* Do this:
Return each line holding the string "MRPII".

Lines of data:
══════════
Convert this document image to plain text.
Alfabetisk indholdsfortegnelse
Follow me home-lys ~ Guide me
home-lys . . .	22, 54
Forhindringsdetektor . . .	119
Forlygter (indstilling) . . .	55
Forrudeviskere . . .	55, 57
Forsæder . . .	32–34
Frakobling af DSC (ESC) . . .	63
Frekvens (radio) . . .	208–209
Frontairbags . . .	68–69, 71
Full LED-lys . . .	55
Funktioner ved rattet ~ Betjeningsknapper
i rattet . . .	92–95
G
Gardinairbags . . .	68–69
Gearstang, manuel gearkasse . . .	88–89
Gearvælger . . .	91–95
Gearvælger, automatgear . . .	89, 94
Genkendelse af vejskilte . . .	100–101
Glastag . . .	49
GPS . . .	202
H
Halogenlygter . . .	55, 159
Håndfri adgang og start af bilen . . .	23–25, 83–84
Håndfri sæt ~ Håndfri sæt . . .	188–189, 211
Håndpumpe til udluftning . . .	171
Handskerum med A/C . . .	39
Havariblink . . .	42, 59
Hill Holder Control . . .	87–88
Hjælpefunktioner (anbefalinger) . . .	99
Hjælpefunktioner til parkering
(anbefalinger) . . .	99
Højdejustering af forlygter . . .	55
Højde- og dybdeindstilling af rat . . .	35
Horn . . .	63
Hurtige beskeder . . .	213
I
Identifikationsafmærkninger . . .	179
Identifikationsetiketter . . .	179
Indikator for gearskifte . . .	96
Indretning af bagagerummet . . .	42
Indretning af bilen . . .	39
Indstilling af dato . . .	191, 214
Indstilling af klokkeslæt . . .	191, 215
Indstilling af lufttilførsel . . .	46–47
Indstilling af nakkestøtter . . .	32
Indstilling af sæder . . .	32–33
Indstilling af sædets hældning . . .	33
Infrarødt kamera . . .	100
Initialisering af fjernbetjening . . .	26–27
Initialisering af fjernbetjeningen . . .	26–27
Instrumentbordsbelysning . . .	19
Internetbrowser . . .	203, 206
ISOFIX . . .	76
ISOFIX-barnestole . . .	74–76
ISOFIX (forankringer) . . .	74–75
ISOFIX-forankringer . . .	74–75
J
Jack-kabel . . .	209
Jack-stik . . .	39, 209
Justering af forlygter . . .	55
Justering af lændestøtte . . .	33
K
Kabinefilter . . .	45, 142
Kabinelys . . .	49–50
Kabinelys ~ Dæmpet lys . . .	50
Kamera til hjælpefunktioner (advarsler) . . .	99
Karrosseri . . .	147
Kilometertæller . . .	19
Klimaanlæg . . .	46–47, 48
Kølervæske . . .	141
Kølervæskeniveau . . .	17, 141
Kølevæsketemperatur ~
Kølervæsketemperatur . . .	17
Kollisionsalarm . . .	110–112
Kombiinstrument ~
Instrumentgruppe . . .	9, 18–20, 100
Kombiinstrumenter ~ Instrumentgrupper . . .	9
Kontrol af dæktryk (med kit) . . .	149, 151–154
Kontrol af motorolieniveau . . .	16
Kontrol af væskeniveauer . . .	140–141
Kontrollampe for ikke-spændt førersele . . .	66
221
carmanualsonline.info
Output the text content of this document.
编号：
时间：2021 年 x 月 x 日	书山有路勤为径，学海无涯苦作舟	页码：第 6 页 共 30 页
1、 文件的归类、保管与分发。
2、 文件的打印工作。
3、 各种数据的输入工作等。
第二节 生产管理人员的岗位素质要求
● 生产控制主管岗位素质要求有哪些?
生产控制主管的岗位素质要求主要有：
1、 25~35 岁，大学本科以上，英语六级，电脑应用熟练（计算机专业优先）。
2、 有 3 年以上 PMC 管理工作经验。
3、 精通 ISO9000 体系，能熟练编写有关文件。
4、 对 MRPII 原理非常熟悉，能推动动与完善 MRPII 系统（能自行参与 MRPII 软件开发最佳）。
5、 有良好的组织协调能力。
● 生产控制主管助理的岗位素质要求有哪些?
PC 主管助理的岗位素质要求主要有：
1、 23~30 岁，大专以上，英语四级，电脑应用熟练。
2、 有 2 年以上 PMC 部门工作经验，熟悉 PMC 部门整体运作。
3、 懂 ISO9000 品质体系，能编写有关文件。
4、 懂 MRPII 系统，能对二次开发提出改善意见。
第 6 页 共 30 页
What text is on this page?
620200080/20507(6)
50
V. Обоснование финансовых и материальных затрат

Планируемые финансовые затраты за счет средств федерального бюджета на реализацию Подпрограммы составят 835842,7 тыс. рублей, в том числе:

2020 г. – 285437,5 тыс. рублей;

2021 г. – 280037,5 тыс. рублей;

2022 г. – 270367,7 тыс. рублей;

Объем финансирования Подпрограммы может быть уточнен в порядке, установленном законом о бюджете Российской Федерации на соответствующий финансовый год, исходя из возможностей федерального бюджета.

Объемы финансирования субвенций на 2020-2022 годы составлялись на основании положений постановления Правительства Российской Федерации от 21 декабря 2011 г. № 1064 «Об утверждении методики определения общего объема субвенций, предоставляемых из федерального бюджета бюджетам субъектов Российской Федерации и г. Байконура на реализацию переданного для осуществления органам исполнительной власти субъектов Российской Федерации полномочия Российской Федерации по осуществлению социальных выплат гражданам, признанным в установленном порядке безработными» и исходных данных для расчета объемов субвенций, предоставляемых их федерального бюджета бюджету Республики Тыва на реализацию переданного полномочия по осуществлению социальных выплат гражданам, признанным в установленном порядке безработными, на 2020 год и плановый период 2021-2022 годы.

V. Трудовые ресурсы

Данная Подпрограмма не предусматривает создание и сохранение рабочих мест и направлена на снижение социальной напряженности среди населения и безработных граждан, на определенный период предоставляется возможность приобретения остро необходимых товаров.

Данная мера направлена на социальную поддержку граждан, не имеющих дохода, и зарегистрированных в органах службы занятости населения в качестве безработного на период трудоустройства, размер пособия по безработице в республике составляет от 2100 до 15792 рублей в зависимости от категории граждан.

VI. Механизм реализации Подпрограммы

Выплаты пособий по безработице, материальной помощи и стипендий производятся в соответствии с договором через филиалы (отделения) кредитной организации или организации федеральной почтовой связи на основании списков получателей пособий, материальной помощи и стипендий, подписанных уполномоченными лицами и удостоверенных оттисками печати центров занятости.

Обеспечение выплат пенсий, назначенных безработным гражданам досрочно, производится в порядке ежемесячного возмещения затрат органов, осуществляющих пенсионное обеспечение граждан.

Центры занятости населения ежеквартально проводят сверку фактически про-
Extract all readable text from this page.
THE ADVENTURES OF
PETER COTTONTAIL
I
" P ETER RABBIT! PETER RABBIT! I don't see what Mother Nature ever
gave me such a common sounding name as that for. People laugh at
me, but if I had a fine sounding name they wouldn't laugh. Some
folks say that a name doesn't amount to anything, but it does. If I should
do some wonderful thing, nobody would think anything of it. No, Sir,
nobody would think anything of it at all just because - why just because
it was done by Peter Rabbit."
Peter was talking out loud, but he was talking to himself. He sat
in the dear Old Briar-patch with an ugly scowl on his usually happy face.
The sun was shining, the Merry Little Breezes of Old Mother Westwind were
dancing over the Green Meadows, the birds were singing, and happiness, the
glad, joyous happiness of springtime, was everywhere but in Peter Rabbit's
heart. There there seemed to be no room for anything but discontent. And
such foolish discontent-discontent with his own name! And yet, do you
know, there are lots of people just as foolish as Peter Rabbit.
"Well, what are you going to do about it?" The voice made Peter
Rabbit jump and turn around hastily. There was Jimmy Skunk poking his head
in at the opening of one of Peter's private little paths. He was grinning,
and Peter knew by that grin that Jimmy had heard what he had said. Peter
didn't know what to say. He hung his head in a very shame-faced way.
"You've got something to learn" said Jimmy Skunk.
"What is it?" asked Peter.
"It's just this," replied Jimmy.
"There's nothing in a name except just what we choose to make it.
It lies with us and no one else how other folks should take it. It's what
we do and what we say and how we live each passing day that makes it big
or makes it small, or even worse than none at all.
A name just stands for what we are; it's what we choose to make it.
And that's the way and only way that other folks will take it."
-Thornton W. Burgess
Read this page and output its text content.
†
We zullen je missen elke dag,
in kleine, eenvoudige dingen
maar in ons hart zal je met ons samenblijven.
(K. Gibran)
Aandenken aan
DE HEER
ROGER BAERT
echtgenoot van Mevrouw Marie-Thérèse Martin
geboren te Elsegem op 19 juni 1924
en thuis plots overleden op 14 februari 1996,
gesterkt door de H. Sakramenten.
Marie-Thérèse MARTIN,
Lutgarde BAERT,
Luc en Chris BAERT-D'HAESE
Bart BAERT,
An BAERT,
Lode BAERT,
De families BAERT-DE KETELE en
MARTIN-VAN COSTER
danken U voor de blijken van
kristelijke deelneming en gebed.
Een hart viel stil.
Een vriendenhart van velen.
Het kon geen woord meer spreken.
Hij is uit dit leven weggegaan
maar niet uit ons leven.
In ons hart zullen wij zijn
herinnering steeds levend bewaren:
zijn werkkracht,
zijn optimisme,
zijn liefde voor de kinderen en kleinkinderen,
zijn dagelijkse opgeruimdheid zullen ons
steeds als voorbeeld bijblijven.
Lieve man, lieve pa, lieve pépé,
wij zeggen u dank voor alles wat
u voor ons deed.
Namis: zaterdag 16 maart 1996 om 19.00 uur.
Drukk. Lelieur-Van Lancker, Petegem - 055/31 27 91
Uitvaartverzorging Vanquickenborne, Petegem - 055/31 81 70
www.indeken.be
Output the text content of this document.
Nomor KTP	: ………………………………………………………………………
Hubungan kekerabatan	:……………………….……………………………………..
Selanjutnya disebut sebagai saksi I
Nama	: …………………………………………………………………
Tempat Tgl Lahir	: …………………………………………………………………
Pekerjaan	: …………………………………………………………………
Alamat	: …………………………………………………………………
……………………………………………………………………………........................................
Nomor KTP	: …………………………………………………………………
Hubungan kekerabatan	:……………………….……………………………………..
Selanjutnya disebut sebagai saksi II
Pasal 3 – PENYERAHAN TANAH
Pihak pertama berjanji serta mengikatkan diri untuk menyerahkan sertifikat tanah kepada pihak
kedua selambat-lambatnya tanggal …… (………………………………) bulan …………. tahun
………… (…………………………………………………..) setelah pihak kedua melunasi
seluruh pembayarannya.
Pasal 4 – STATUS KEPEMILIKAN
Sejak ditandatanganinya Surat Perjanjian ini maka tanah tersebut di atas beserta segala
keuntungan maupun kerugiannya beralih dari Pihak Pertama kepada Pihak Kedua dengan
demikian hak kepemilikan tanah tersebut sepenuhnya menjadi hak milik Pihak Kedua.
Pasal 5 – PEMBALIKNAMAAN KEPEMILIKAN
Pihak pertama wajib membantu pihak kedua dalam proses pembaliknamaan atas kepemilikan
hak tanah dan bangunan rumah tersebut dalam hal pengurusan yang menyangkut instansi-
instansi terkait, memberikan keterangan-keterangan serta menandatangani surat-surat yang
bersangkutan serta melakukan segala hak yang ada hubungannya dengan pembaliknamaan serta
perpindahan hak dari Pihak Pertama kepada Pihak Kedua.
══════════
* Task result:
4、 对 MRPII 原理非常熟悉，能推动动与完善 MRPII 系统（能自行参与 MRPII 软件开发最佳）。
4、 懂 MRPII 系统，能对二次开发提出改善意见。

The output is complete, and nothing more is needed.